Copy out verbatim the lines from the one containing "139 653 160</box>" through the final line, both included.

▬▬▬▬▬▬

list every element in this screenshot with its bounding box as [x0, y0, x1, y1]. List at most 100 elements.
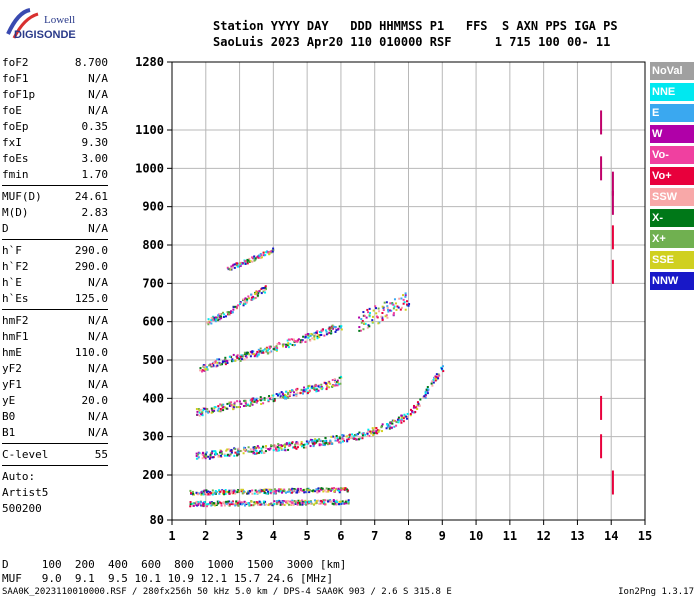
y-tick-label: 300: [142, 430, 164, 444]
echo-point: [325, 441, 328, 444]
echo-point: [317, 439, 320, 442]
echo-point: [287, 338, 290, 341]
echo-point: [224, 492, 227, 495]
echo-point: [214, 502, 217, 505]
x-tick-label: 13: [570, 529, 584, 543]
echo-point: [321, 487, 324, 490]
echo-point: [273, 492, 276, 495]
echo-point: [392, 303, 395, 306]
echo-point: [209, 453, 212, 456]
echo-point: [214, 316, 217, 319]
echo-point: [231, 500, 234, 503]
echo-point: [328, 327, 331, 330]
echo-point: [210, 317, 213, 320]
echo-point: [275, 500, 278, 503]
echo-point: [249, 350, 252, 353]
echo-point: [275, 348, 278, 351]
echo-point: [236, 306, 239, 309]
echo-point: [600, 110, 603, 135]
echo-point: [236, 452, 239, 455]
echo-point: [302, 389, 305, 392]
echo-point: [309, 502, 312, 505]
param-value: 290.0: [74, 244, 108, 257]
echo-point: [289, 488, 292, 491]
echo-point: [265, 445, 268, 448]
echo-point: [255, 401, 258, 404]
echo-point: [389, 302, 392, 305]
echo-point: [252, 297, 255, 300]
echo-point: [239, 262, 242, 265]
echo-point: [240, 354, 243, 357]
echo-point: [309, 438, 312, 441]
echo-point: [229, 268, 232, 271]
echo-trace: [358, 292, 411, 332]
echo-point: [283, 444, 286, 447]
echo-point: [267, 251, 270, 254]
echo-point: [280, 391, 283, 394]
echo-point: [246, 492, 249, 495]
echo-point: [189, 505, 192, 508]
echo-point: [264, 450, 267, 453]
param-row: foF2 8.700: [2, 55, 108, 71]
echo-trace: [189, 487, 350, 496]
echo-point: [345, 502, 348, 505]
echo-point: [409, 414, 412, 417]
echo-point: [226, 361, 229, 364]
echo-point: [389, 426, 392, 429]
echo-point: [438, 374, 441, 377]
echo-point: [304, 446, 307, 449]
echo-point: [204, 364, 207, 367]
echo-point: [258, 489, 261, 492]
echo-point: [236, 354, 239, 357]
echo-point: [217, 500, 220, 503]
echo-point: [201, 453, 204, 456]
echo-point: [281, 501, 284, 504]
echo-point: [332, 325, 335, 328]
echo-point: [232, 308, 235, 311]
echo-point: [253, 255, 256, 258]
echo-point: [263, 254, 266, 257]
x-tick-label: 3: [236, 529, 243, 543]
echo-point: [251, 352, 254, 355]
echo-point: [195, 457, 198, 460]
echo-point: [207, 455, 210, 458]
echo-point: [284, 446, 287, 449]
echo-point: [234, 448, 237, 451]
echo-point: [246, 351, 249, 354]
param-value: N/A: [88, 276, 108, 289]
echo-point: [277, 341, 280, 344]
echo-point: [224, 361, 227, 364]
echo-trace: [199, 324, 343, 373]
echo-point: [253, 452, 256, 455]
echo-point: [441, 365, 444, 368]
echo-point: [247, 492, 250, 495]
echo-point: [286, 502, 289, 505]
echo-point: [304, 501, 307, 504]
echo-point: [376, 429, 379, 432]
echo-point: [303, 491, 306, 494]
echo-point: [324, 442, 327, 445]
echo-point: [326, 384, 329, 387]
legend-item: SSW: [650, 188, 694, 206]
echo-point: [330, 489, 333, 492]
echo-point: [245, 503, 248, 506]
y-tick-label: 900: [142, 200, 164, 214]
echo-point: [385, 427, 388, 430]
echo-point: [236, 265, 239, 268]
echo-point: [343, 487, 346, 490]
echo-point: [246, 301, 249, 304]
param-row: B0 N/A: [2, 409, 108, 425]
echo-point: [285, 395, 288, 398]
param-value: 110.0: [74, 346, 108, 359]
echo-point: [288, 441, 291, 444]
echo-point: [273, 399, 276, 402]
echo-point: [232, 353, 235, 356]
echo-point: [434, 379, 437, 382]
muf-distance-row: D 100 200 400 600 800 1000 1500 3000 [km…: [2, 558, 347, 571]
echo-point: [264, 291, 267, 294]
echo-point: [407, 304, 410, 307]
echo-point: [323, 334, 326, 337]
echo-point: [308, 440, 311, 443]
echo-point: [307, 489, 310, 492]
echo-point: [398, 419, 401, 422]
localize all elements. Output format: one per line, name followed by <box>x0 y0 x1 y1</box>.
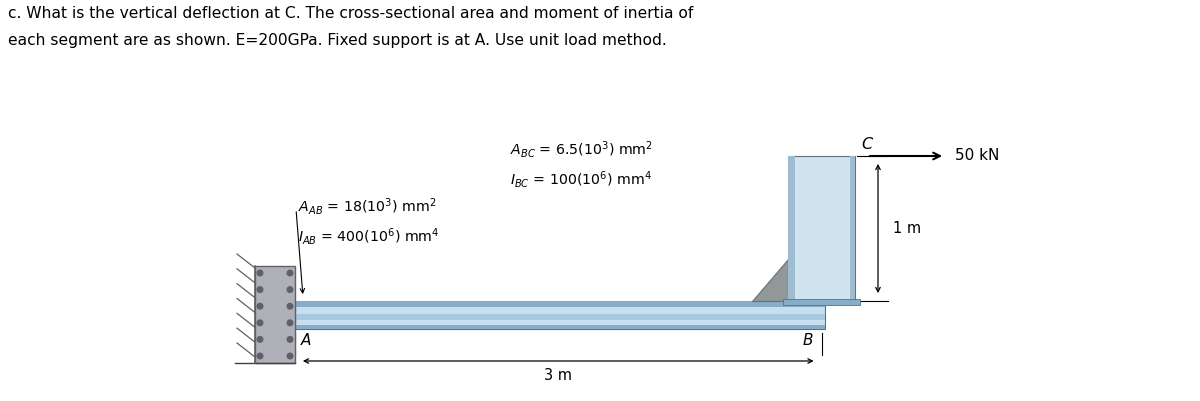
Text: $A_{BC}$ = 6.5(10$^3$) mm$^2$: $A_{BC}$ = 6.5(10$^3$) mm$^2$ <box>510 139 653 160</box>
Circle shape <box>287 353 293 359</box>
Bar <box>850 156 856 301</box>
Text: $I_{AB}$ = 400(10$^6$) mm$^4$: $I_{AB}$ = 400(10$^6$) mm$^4$ <box>298 226 439 247</box>
Circle shape <box>287 287 293 292</box>
Text: B: B <box>803 333 814 348</box>
Circle shape <box>257 270 263 276</box>
Text: c. What is the vertical deflection at C. The cross-sectional area and moment of : c. What is the vertical deflection at C.… <box>8 6 694 21</box>
Text: C: C <box>862 137 872 152</box>
Circle shape <box>287 336 293 342</box>
Text: $I_{BC}$ = 100(10$^6$) mm$^4$: $I_{BC}$ = 100(10$^6$) mm$^4$ <box>510 169 652 190</box>
Text: 1 m: 1 m <box>893 221 922 236</box>
Text: A: A <box>301 333 311 348</box>
Bar <box>254 266 295 363</box>
Circle shape <box>257 353 263 359</box>
Polygon shape <box>752 259 788 301</box>
Bar <box>784 299 860 305</box>
Circle shape <box>257 320 263 326</box>
Bar <box>295 324 826 329</box>
Circle shape <box>257 304 263 309</box>
Circle shape <box>257 336 263 342</box>
Text: 3 m: 3 m <box>545 368 572 383</box>
Text: 50 kN: 50 kN <box>955 148 1000 164</box>
Circle shape <box>257 287 263 292</box>
Bar <box>295 301 826 306</box>
Bar <box>295 301 826 329</box>
Circle shape <box>287 320 293 326</box>
Bar <box>788 156 856 301</box>
Bar <box>788 156 796 301</box>
Text: each segment are as shown. E=200GPa. Fixed support is at A. Use unit load method: each segment are as shown. E=200GPa. Fix… <box>8 33 667 48</box>
Bar <box>295 314 826 320</box>
Circle shape <box>287 270 293 276</box>
Circle shape <box>287 304 293 309</box>
Text: $A_{AB}$ = 18(10$^3$) mm$^2$: $A_{AB}$ = 18(10$^3$) mm$^2$ <box>298 196 437 217</box>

▬▬▬▬▬▬

The response:
Text: $A_{BC}$ = 6.5(10$^3$) mm$^2$: $A_{BC}$ = 6.5(10$^3$) mm$^2$ <box>510 139 653 160</box>
Circle shape <box>287 353 293 359</box>
Bar <box>850 156 856 301</box>
Text: $I_{AB}$ = 400(10$^6$) mm$^4$: $I_{AB}$ = 400(10$^6$) mm$^4$ <box>298 226 439 247</box>
Circle shape <box>287 287 293 292</box>
Text: B: B <box>803 333 814 348</box>
Circle shape <box>257 270 263 276</box>
Text: c. What is the vertical deflection at C. The cross-sectional area and moment of : c. What is the vertical deflection at C.… <box>8 6 694 21</box>
Text: C: C <box>862 137 872 152</box>
Circle shape <box>287 336 293 342</box>
Text: $I_{BC}$ = 100(10$^6$) mm$^4$: $I_{BC}$ = 100(10$^6$) mm$^4$ <box>510 169 652 190</box>
Text: 1 m: 1 m <box>893 221 922 236</box>
Text: A: A <box>301 333 311 348</box>
Bar <box>254 266 295 363</box>
Circle shape <box>257 353 263 359</box>
Polygon shape <box>752 259 788 301</box>
Bar <box>784 299 860 305</box>
Circle shape <box>257 320 263 326</box>
Bar <box>295 324 826 329</box>
Circle shape <box>257 304 263 309</box>
Circle shape <box>257 336 263 342</box>
Text: 3 m: 3 m <box>545 368 572 383</box>
Text: 50 kN: 50 kN <box>955 148 1000 164</box>
Circle shape <box>257 287 263 292</box>
Bar <box>295 301 826 306</box>
Bar <box>295 301 826 329</box>
Circle shape <box>287 320 293 326</box>
Bar <box>788 156 856 301</box>
Bar <box>788 156 796 301</box>
Text: each segment are as shown. E=200GPa. Fixed support is at A. Use unit load method: each segment are as shown. E=200GPa. Fix… <box>8 33 667 48</box>
Bar <box>295 314 826 320</box>
Circle shape <box>287 270 293 276</box>
Circle shape <box>287 304 293 309</box>
Text: $A_{AB}$ = 18(10$^3$) mm$^2$: $A_{AB}$ = 18(10$^3$) mm$^2$ <box>298 196 437 217</box>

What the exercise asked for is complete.